- _DIRECTIONS_
Print all of the entries exactly, minus the pictures.
☆ ☆ ☆
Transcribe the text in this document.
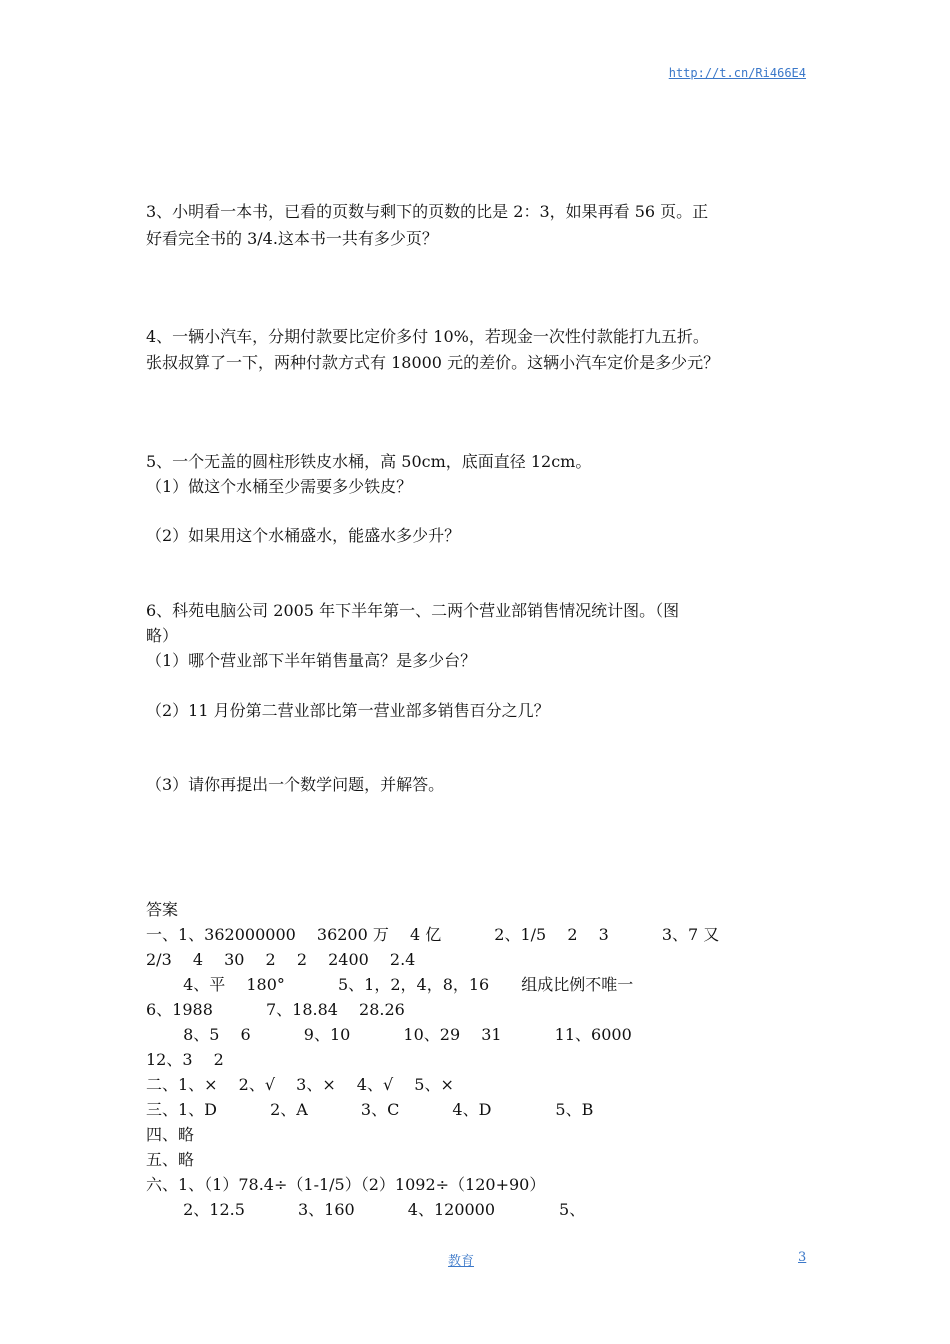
http://t.cn/Ri466E4
3、小明看一本书，已看的页数与剩下的页数的比是 2：3，如果再看 56 页。正
好看完全书的 3/4.这本书一共有多少页？
4、一辆小汽车，分期付款要比定价多付 10%，若现金一次性付款能打九五折。
张叔叔算了一下，两种付款方式有 18000 元的差价。这辆小汽车定价是多少元？
5、一个无盖的圆柱形铁皮水桶，高 50cm，底面直径 12cm。
（1）做这个水桶至少需要多少铁皮？
（2）如果用这个水桶盛水，能盛水多少升？
6、科苑电脑公司 2005 年下半年第一、二两个营业部销售情况统计图。（图
略）
（1）哪个营业部下半年销售量高？是多少台？
（2）11 月份第二营业部比第一营业部多销售百分之几？
（3）请你再提出一个数学问题，并解答。
答案
一、1、362000000　 36200 万　 4 亿　　　 2、1/5　 2　 3　　　 3、7 又
2/3　 4　 30　 2　 2　 2400　 2.4
　　 4、平　 180°　　　 5、1，2，4，8，16　　组成比例不唯一
6、1988　　　 7、18.84　 28.26
　　 8、5　 6　　　 9、10　　　 10、29　 31　　　 11、6000
12、3　 2
二、1、×　 2、√　 3、×　 4、√　 5、×
三、1、D　　　 2、A　　　 3、C　　　 4、D　　　　5、B
四、略
五、略
六、1、（1）78.4÷（1-1/5）（2）1092÷（120+90）
　　 2、12.5　　　 3、160　　　 4、120000　　　　5、
教育	3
☆ ☆ ☆
- _OUTPUT_
Transcribe the text in this document.
http://t.cn/Ri466E4
3、小明看一本书，已看的页数与剩下的页数的比是 2：3，如果再看 56 页。正
好看完全书的 3/4.这本书一共有多少页？
4、一辆小汽车，分期付款要比定价多付 10%，若现金一次性付款能打九五折。
张叔叔算了一下，两种付款方式有 18000 元的差价。这辆小汽车定价是多少元？
5、一个无盖的圆柱形铁皮水桶，高 50cm，底面直径 12cm。
（1）做这个水桶至少需要多少铁皮？
（2）如果用这个水桶盛水，能盛水多少升？
6、科苑电脑公司 2005 年下半年第一、二两个营业部销售情况统计图。（图
略）
（1）哪个营业部下半年销售量高？是多少台？
（2）11 月份第二营业部比第一营业部多销售百分之几？
（3）请你再提出一个数学问题，并解答。
答案
一、1、362000000　 36200 万　 4 亿　　　 2、1/5　 2　 3　　　 3、7 又
2/3　 4　 30　 2　 2　 2400　 2.4
　　 4、平　 180°　　　 5、1，2，4，8，16　　组成比例不唯一
6、1988　　　 7、18.84　 28.26
　　 8、5　 6　　　 9、10　　　 10、29　 31　　　 11、6000
12、3　 2
二、1、×　 2、√　 3、×　 4、√　 5、×
三、1、D　　　 2、A　　　 3、C　　　 4、D　　　　5、B
四、略
五、略
六、1、（1）78.4÷（1-1/5）（2）1092÷（120+90）
　　 2、12.5　　　 3、160　　　 4、120000　　　　5、
教育	3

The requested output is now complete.